> [TASK REQUIREMENTS]:
Output nothing but the lines from the line with "Extract the structured" through the end of the listing below, both ends included.

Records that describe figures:
━━━━━━━━━━━━━━━━━━━━
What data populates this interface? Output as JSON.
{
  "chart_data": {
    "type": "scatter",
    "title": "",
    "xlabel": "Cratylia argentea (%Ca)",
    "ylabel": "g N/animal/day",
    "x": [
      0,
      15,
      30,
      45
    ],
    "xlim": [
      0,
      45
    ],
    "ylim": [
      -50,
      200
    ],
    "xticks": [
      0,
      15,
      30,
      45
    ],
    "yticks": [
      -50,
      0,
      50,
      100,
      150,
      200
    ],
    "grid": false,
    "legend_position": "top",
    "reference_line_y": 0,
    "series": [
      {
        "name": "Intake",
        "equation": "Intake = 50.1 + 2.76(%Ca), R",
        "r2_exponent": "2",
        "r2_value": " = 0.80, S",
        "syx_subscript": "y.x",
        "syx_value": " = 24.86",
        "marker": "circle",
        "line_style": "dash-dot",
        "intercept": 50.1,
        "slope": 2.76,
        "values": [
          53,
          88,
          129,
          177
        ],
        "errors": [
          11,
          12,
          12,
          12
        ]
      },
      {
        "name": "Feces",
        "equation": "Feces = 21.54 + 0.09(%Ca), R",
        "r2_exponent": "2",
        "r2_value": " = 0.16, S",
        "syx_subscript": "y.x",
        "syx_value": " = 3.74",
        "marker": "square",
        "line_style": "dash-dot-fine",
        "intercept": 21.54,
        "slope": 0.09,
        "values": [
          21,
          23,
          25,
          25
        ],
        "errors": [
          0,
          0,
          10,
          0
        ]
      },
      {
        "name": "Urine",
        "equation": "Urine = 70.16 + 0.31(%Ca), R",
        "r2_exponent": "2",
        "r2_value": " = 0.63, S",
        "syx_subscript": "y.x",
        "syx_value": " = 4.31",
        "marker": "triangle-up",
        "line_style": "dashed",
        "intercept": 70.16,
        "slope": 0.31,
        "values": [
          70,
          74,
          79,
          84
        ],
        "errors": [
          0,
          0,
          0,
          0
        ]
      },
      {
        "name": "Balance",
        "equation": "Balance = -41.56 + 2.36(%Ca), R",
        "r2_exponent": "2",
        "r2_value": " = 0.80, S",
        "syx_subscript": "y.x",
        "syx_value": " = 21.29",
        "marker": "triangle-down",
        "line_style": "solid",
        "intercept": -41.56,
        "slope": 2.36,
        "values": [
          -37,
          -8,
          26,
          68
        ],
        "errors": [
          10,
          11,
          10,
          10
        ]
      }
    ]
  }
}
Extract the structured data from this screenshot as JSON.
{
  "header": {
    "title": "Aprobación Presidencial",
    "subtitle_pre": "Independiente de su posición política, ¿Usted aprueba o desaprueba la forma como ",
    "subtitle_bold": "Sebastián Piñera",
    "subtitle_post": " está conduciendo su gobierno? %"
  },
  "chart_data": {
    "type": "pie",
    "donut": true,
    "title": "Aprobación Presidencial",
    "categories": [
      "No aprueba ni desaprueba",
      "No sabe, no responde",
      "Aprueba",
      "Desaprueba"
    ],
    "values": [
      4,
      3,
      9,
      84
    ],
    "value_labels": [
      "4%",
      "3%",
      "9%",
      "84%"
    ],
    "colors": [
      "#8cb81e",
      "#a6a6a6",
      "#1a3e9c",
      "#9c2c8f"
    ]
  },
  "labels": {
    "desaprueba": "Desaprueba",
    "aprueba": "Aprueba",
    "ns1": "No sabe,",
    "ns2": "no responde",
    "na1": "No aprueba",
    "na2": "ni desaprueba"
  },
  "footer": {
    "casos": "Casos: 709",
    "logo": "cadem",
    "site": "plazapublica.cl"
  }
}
━━━━━━━━━━━━━━━━━━━━
> [RESULT OF THE TASK]:
Extract the structured data from this screenshot as JSON.
{
  "header": {
    "title": "Aprobación Presidencial",
    "subtitle_pre": "Independiente de su posición política, ¿Usted aprueba o desaprueba la forma como ",
    "subtitle_bold": "Sebastián Piñera",
    "subtitle_post": " está conduciendo su gobierno? %"
  },
  "chart_data": {
    "type": "pie",
    "donut": true,
    "title": "Aprobación Presidencial",
    "categories": [
      "No aprueba ni desaprueba",
      "No sabe, no responde",
      "Aprueba",
      "Desaprueba"
    ],
    "values": [
      4,
      3,
      9,
      84
    ],
    "value_labels": [
      "4%",
      "3%",
      "9%",
      "84%"
    ],
    "colors": [
      "#8cb81e",
      "#a6a6a6",
      "#1a3e9c",
      "#9c2c8f"
    ]
  },
  "labels": {
    "desaprueba": "Desaprueba",
    "aprueba": "Aprueba",
    "ns1": "No sabe,",
    "ns2": "no responde",
    "na1": "No aprueba",
    "na2": "ni desaprueba"
  },
  "footer": {
    "casos": "Casos: 709",
    "logo": "cadem",
    "site": "plazapublica.cl"
  }
}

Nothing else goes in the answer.